| LISTE DES TÂCHES |
A: D'après le texte sur la naissance de Jésus, comment se traduit le nom d'Emmanuel ?
B: Dans le texte sur la naissance de Jésus, relevez toutes les expressions que la phrase commençant par « C'était une apparence » emploie pour désigner ce qui devint matière vivante.
C: Poursuivez le texte sur la naissance de Jésus à partir de sa dernière phrase.

| PASSAGE SOURCE |
"""

18 Voici comment arriva la naissance de Jésus-Christ. Marie, sa mère, était
fiancée à Joseph ; avant leur union, elle se trouva enceinte par le fait de
l'Esprit saint. 19 Joseph, son mari, qui était juste et qui ne voulait pas la
dénoncer publiquement, décida de la répudier en secret. 20 Comme il y pensait,
l'ange du Seigneur lui apparut en rêve et dit : Joseph, fils de David, n'aie
pas peur de prendre chez toi Marie, ta femme, car l'enfant qu'elle a conçu
vient de l'Esprit saint ; 21 elle mettra au monde un fils, et tu l'appelleras
du nom de Jésus, car c'est lui qui sauvera son peuple de ses péchés. 22 Tout
cela arriva afin que s'accomplisse ce que le Seigneur avait dit par l'entremise
du prophète :
23 La vierge sera enceinte ; elle mettra au monde un fils
et on l'appellera du nom d'Emmanuel,
ce qui se traduit : Dieu avec nous.24 A son réveil, Joseph fit ce que
l'ange du Seigneur lui avait ordonné, et il prit sa femme chez lui. 25 Mais il
n'eut pas de relations avec elle jusqu'à ce qu'elle eût mis au monde un fils,
qu'il appela du nom de Jésus.
Il est des temps hors du temps. Il est une histoire hors de l’histoire. Il
est une aventure inaccessible. C’est l’histoire de la goutte d’eau qui pour la
première fois se mit à vibrer de la vie qui allait se manifester dans
l’univers. Mettez-vous à la place de Dieu et essayez de songer à l’état
d’esprit qui se trouvait être le sien. Cette apparition de la vie dans
l’univers fut sans doute pour lui un instant d’immense émotion, semblable à
celle qu’il éprouva au moment où Jésus vint au monde portant dans ses gènes
tout le mystère de l’incarnation. Des milliards d’années avant la naissance de
Jésus quelque chose s’était produit quelque part dans les eaux, au cœur de la
planète qui n’était pas encore la terre et la vie avait surgi.
C’était une apparence, une chose indéfinissable, un protozoaire, peut-être,
qui pour la première fois se mit à se diviser de l’intérieur et devint matière
vivante. L’événement n’a jamais été raconté et il n’y eut aucun témoin. On sait
seulement que ça a eu lieu. On sait qu’après le fracas étourdissant que
produisit l’onde de choc qui provoqua la naissance du monde, le Créateur retint
son souffle pour que la vibration qui se propagea ne détruise pas ce qu’il
avait en tête de voir se réaliser.
C’est ainsi, nous est-il dit, qu’il y eut un soir et qu’il y eut un matin,
ce fut le troisième jour, et personne n’était là pour contempler cette
merveille, si non Dieu lui-même. Le Créateur qui avait ouvert l’histoire de
l’univers par le fracas du big-bang, dont on ne peut pas imaginer la puissance,
suspendait son souffle pour contempler une goutte d’eau toute frémissante de la
vie qui était en train de se mettre à exister.

"""

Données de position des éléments
"""

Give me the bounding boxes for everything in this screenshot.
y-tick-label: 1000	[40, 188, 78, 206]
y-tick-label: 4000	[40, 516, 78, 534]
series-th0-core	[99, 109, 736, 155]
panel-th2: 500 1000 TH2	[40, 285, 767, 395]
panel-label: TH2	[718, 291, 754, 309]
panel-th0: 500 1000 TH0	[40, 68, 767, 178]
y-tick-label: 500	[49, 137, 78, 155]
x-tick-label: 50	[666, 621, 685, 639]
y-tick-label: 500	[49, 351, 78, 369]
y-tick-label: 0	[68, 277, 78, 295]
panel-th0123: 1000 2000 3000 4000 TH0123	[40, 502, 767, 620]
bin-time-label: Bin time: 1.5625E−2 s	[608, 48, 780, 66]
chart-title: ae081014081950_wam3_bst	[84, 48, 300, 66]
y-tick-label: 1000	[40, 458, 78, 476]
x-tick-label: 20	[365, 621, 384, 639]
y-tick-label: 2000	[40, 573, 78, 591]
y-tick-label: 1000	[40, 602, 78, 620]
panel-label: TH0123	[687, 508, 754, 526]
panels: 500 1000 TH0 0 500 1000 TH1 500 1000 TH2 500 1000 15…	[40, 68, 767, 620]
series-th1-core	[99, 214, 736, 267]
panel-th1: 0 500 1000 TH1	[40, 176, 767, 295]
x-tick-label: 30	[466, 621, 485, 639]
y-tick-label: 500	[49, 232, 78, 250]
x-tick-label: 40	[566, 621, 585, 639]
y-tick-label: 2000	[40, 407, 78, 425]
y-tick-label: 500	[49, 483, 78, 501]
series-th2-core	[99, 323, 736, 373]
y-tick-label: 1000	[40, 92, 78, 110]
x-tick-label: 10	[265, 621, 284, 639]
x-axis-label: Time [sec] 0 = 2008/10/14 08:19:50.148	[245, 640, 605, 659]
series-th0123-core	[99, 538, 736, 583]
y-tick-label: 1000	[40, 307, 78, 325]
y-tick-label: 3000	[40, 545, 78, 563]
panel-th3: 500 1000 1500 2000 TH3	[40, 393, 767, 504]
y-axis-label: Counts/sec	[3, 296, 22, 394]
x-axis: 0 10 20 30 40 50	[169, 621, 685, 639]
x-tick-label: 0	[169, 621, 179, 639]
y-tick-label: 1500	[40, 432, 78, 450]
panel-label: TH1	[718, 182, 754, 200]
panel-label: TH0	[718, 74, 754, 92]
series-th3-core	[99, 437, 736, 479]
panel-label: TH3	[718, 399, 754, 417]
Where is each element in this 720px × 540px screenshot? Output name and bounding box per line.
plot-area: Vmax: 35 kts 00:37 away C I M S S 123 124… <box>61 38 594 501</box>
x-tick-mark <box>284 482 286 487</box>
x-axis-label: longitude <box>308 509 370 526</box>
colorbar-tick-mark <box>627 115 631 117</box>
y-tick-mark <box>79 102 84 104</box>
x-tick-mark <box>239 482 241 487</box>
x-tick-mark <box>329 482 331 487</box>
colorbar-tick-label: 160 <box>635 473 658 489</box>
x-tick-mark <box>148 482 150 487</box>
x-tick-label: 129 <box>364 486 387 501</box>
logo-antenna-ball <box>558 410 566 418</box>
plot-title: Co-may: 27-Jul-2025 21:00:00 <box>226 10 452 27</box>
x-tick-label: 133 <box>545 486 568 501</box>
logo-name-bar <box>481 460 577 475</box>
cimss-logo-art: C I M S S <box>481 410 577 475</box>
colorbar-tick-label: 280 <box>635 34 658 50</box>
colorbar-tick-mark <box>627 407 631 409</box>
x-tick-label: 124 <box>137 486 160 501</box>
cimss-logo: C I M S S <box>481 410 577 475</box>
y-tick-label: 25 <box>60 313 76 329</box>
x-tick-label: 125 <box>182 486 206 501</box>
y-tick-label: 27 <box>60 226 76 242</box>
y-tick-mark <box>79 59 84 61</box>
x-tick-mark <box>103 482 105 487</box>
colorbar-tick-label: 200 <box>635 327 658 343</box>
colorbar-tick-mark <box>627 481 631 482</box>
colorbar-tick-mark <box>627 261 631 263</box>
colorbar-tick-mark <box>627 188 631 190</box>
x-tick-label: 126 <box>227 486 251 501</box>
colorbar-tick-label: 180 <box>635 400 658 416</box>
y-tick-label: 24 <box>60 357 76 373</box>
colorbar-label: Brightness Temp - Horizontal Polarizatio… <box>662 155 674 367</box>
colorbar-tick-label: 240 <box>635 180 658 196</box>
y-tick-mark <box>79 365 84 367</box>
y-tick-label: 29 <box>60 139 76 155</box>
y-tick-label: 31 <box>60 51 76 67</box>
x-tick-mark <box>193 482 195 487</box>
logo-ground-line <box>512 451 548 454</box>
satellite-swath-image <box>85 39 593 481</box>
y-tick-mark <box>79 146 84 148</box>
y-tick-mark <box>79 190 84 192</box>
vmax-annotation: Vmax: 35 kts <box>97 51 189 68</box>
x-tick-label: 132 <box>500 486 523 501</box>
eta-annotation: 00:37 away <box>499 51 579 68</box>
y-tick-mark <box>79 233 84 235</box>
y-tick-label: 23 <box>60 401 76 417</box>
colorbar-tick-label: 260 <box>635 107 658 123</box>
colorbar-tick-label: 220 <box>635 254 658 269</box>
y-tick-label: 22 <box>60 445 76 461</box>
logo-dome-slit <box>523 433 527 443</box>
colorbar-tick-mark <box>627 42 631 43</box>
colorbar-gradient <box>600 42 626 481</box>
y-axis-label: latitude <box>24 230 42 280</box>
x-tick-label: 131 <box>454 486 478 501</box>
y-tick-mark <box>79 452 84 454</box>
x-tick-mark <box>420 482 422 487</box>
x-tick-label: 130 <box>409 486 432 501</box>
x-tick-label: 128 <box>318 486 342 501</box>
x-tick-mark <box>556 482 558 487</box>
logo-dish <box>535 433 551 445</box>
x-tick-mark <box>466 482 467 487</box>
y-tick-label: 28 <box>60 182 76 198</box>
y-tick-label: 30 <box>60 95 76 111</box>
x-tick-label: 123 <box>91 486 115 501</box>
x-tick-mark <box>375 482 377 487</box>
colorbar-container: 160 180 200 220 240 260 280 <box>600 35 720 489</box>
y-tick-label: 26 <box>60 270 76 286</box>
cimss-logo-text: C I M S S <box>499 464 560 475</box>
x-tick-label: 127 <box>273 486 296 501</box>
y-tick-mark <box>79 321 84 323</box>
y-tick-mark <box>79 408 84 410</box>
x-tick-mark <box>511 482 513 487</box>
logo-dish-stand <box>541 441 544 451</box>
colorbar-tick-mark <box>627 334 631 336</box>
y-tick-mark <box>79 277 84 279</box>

"""

| RÉPONSES PAR TÂCHE |
A: Dieu avec nous.

B: une apparence ; une chose indéfinissable ; un protozoaire

C:
Le même miracle de la vie qui surgit là où cela paraît impossible s’actualise
chaque année à cette même époque quand le monde entier suspend le cours de ses
activités pour évoquer le mystère de Noël. Une fois encore nous nous redisons
les uns aux autres que la réalité fragile qui porte la vie est habitée par
Dieu. Nous revivons encore dans un même émerveillement ce moment unique où Dieu
mêle sa divinité à l’humanité, comme jadis il avait mêlé son souffle créateur à
l’apparition de l’ADN qui de proche en proche avait rempli, la terre de toutes
les formes que peut prendre la vie.
A force de science et de patiences, penchées sur leurs instruments et sur
leurs ordinateurs, les hommes ont retrouvé les traces de l’histoire de la vie
jaillie dans une goutte d’eau. Forts de leurs découvertes, au lieu de rendre
grâce au Créateur, ils ont pris la grosse tête. Ils ont cru qu’en ayant
découvert les secrets de l’origine de la vie, ils étaient devenus maîtres de la
vie. Non seulement ils ont continué à en disposer à leur guise, mais ils l’ont aussi
supprimée là où elle les gênait. Ils ont cherché à la soumettre à leur volonté,
ils s’en sont pris à son mode de transmission et de reproduction. Ils croient
pouvoir encore faire évoluer la vie à leur guise sans se soucier de Dieu.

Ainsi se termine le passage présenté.